**WHAT YOU SHOULD DO:** Set out each line from the following listing that includes the word "some".

**GIVEN ENTRIES:**
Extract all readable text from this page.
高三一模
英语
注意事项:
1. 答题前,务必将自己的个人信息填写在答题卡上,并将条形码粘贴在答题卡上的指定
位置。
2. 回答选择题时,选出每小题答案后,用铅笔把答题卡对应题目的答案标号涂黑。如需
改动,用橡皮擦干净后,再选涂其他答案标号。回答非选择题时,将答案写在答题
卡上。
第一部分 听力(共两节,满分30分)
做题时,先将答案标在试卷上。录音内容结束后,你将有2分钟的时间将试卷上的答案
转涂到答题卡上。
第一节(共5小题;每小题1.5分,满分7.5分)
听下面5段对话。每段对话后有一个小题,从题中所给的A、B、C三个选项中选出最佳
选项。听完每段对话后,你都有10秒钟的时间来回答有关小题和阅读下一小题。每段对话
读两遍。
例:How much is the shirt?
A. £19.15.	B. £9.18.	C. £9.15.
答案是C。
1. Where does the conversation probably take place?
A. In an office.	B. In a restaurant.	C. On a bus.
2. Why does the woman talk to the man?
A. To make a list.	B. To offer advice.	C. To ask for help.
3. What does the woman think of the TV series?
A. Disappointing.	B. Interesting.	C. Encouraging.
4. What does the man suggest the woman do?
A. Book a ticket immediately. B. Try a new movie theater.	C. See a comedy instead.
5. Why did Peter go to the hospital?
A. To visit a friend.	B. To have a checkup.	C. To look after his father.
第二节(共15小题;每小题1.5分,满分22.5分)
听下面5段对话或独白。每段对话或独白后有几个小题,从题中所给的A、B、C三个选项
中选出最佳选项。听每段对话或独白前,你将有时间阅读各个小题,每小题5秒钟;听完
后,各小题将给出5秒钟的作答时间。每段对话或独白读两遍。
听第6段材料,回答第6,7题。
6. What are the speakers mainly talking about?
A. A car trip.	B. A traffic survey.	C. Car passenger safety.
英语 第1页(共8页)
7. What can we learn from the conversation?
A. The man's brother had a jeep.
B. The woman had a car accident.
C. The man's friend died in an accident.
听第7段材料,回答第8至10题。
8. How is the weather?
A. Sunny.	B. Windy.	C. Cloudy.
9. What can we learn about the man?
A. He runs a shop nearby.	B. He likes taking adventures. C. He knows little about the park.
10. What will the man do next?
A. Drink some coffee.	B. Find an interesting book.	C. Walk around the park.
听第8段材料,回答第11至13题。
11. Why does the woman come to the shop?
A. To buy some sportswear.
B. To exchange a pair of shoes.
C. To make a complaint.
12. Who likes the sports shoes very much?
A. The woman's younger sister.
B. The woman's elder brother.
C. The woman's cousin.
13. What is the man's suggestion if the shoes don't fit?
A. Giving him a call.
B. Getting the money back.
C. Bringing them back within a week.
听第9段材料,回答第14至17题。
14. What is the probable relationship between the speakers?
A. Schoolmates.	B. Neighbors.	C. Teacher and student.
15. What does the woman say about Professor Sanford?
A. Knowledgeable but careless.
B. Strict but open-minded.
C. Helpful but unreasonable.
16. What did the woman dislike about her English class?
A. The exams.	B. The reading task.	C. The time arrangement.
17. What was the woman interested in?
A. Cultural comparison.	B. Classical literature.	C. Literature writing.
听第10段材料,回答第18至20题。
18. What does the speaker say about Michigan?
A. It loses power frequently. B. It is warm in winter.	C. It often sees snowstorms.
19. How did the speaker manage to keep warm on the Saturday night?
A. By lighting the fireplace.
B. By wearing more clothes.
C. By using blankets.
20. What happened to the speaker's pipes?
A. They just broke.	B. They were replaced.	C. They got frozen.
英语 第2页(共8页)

**TASK OUTPUT:**
A. Drink some coffee.	B. Find an interesting book.	C. Walk around the park.
A. To buy some sportswear.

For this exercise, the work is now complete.